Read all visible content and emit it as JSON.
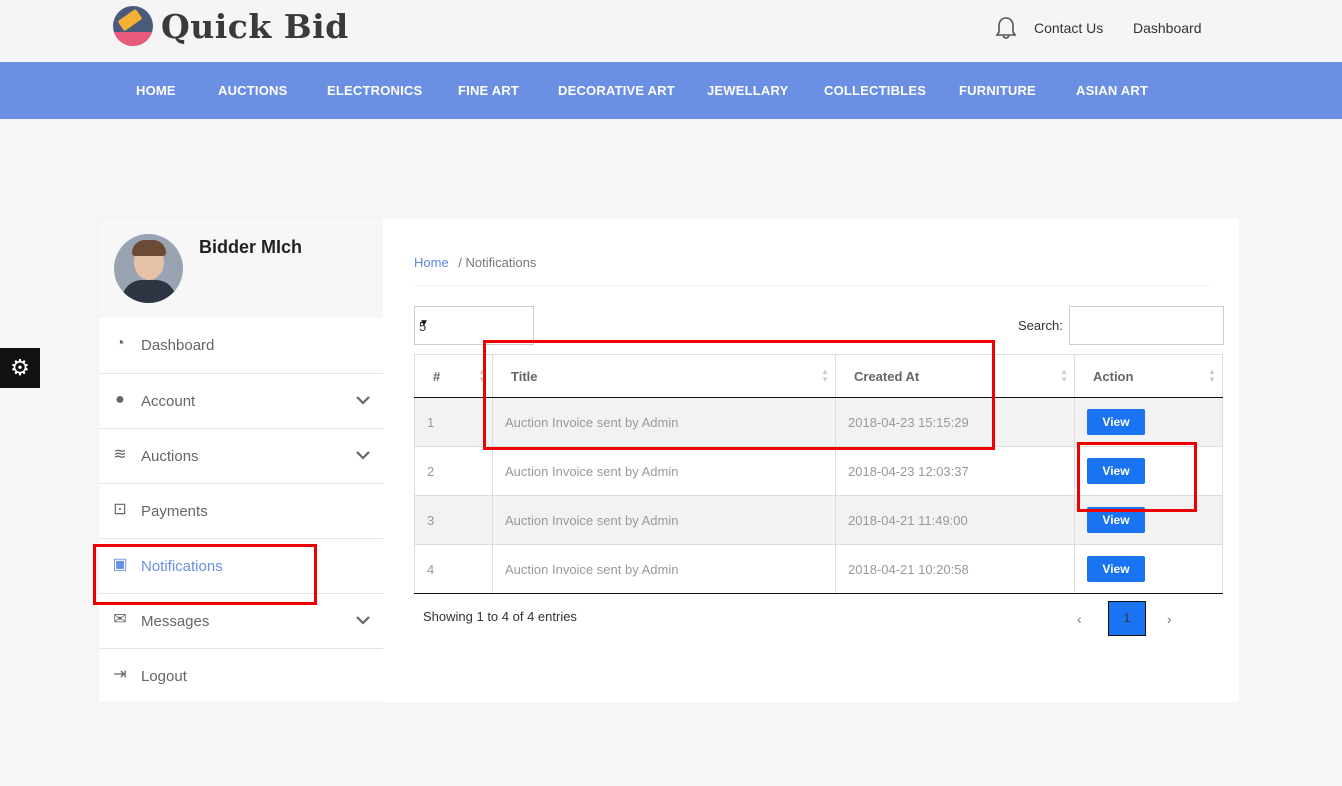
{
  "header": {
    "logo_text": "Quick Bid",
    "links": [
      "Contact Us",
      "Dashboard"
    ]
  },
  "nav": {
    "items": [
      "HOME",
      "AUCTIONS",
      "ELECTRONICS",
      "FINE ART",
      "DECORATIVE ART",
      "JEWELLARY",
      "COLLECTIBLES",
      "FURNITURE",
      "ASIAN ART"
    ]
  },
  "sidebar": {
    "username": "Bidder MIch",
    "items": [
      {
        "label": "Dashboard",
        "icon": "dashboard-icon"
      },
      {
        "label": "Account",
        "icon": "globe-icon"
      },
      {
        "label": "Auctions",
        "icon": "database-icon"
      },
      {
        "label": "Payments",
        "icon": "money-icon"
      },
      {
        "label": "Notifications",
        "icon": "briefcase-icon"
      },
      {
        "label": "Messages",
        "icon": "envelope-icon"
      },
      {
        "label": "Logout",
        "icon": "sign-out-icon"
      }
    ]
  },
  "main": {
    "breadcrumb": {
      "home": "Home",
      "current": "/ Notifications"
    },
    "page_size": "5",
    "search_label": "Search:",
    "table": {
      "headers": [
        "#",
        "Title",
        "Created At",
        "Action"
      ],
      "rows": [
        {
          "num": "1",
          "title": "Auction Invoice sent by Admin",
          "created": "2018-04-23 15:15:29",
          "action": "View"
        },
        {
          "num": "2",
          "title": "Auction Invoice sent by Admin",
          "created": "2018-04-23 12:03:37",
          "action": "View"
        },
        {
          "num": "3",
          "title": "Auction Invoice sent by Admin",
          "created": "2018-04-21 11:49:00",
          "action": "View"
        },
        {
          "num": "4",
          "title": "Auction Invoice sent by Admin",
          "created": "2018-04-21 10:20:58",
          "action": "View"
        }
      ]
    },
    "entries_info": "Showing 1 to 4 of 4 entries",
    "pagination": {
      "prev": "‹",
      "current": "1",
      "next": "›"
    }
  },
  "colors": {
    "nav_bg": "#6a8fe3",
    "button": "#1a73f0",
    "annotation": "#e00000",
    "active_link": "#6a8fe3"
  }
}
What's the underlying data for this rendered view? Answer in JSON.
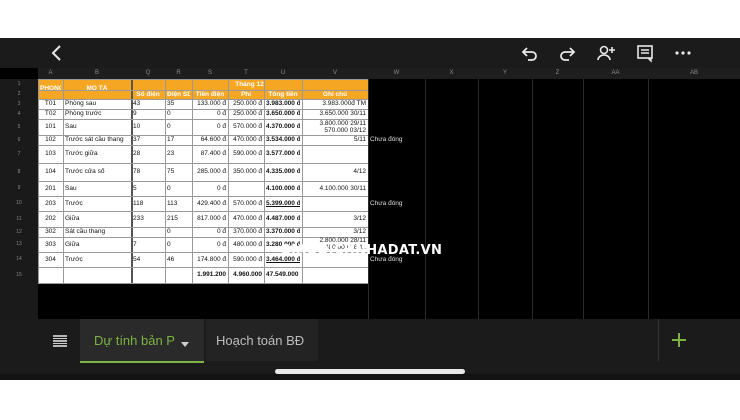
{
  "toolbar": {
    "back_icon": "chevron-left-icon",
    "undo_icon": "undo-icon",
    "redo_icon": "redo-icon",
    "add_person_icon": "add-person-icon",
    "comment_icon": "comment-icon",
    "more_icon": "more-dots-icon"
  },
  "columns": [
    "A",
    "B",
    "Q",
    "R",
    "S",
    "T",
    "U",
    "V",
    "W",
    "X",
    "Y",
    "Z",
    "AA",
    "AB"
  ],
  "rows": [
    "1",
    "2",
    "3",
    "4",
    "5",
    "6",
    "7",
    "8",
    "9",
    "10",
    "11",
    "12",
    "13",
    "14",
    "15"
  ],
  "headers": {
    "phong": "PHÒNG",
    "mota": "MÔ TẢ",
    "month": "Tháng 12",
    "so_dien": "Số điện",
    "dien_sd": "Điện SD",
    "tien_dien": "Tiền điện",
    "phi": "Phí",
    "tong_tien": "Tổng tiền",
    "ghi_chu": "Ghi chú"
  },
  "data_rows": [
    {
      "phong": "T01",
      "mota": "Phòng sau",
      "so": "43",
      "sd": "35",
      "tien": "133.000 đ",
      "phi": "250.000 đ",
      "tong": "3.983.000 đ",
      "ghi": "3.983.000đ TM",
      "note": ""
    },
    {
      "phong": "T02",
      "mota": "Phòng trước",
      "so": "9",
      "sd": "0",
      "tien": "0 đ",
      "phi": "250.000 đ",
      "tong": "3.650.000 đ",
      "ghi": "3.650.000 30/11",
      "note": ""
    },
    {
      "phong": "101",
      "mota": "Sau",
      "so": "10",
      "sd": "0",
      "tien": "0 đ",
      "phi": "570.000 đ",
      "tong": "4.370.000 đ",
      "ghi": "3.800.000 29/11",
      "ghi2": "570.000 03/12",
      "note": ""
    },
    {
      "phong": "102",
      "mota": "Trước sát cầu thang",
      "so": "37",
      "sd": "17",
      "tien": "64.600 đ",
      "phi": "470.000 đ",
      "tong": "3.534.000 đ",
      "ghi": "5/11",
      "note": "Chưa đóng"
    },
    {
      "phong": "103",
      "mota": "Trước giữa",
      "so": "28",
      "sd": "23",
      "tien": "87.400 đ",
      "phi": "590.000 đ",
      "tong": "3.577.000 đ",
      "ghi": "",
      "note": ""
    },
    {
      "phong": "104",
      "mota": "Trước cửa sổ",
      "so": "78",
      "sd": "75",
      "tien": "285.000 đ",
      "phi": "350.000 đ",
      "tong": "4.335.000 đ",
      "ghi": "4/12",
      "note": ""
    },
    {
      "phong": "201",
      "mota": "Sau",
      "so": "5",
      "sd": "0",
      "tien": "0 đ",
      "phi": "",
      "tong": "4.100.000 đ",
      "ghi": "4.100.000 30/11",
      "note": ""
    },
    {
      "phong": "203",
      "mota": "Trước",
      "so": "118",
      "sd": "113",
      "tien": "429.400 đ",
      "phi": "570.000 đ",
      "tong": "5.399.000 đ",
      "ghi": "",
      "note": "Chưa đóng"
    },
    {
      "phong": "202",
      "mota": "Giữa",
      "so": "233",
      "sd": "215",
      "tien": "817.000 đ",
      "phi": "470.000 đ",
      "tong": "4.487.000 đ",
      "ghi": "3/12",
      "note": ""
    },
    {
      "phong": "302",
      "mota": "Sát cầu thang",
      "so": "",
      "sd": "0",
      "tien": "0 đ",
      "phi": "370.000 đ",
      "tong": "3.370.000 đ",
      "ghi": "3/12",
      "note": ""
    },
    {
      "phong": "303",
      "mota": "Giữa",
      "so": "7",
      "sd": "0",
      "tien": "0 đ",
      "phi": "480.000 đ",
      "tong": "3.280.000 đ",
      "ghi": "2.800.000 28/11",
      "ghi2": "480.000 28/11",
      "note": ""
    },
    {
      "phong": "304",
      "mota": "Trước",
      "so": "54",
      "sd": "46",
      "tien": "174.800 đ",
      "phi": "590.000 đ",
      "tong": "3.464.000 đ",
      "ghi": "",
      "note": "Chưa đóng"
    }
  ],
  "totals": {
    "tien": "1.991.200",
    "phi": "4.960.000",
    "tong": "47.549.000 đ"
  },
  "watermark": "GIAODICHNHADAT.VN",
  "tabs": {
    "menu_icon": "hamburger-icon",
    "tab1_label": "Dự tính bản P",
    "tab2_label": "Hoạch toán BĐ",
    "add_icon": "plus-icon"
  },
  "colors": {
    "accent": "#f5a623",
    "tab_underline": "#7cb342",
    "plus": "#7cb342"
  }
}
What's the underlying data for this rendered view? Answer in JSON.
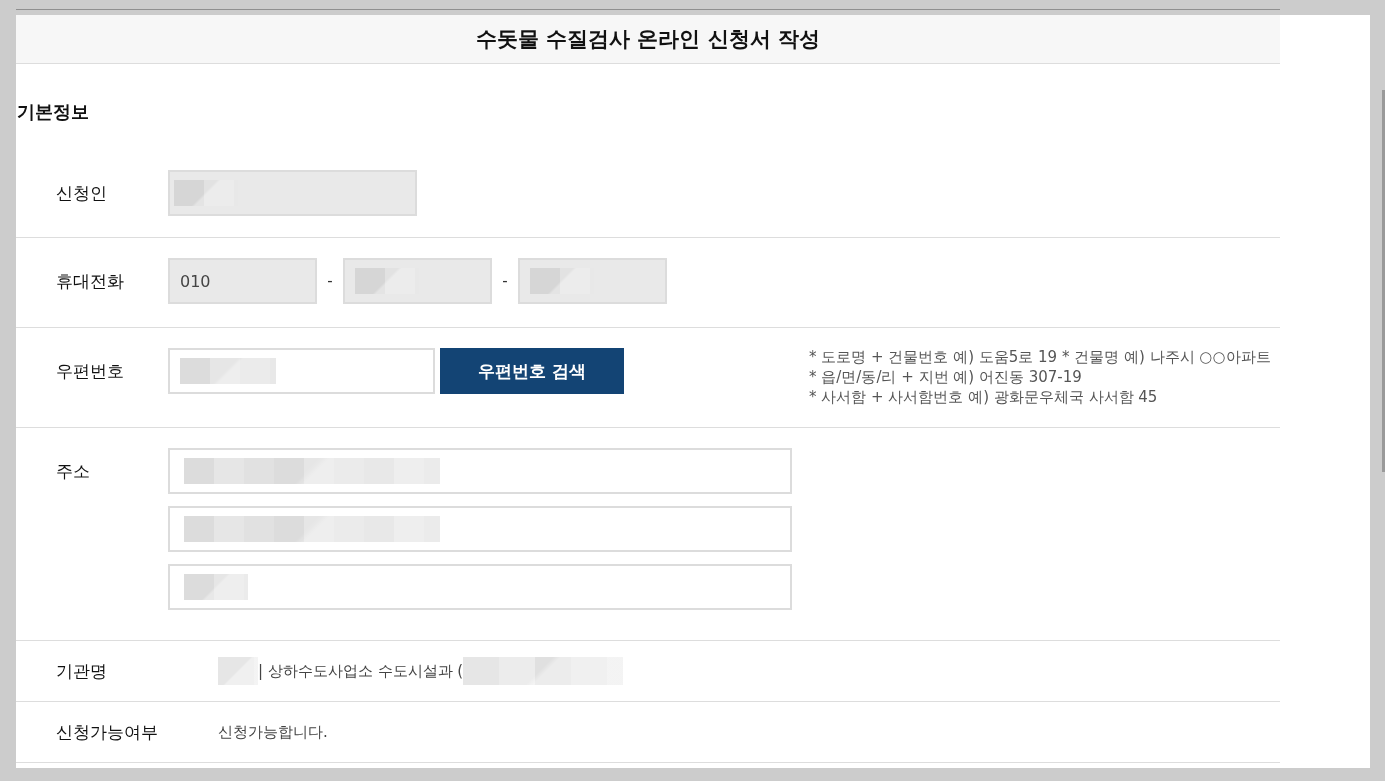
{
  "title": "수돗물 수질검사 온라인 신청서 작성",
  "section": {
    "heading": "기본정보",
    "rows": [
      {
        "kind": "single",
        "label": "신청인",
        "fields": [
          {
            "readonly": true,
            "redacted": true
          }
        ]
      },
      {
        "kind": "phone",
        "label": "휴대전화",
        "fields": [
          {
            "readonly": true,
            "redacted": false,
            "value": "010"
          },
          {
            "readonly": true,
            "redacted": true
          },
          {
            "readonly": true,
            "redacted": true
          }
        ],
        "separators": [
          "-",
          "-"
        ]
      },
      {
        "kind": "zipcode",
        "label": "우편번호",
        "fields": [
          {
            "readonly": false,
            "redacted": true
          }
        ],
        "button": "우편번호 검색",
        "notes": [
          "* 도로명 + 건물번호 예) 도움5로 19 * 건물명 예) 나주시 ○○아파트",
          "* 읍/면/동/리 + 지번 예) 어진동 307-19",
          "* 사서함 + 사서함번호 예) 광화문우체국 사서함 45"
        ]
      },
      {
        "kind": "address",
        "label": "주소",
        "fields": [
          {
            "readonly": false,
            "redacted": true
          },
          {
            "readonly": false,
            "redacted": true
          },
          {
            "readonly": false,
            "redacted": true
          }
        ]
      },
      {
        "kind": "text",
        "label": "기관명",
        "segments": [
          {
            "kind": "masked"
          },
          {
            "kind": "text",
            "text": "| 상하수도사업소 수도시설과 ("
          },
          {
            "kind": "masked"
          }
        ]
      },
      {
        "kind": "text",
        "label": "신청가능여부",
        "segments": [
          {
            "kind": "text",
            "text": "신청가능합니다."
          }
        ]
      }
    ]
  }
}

==============================

▶ [Objective]: List all lines where "thang" occurs.

▶ [Solution]:
      "mota": "Trước sát cầu thang",
      "mota": "Sát cầu thang",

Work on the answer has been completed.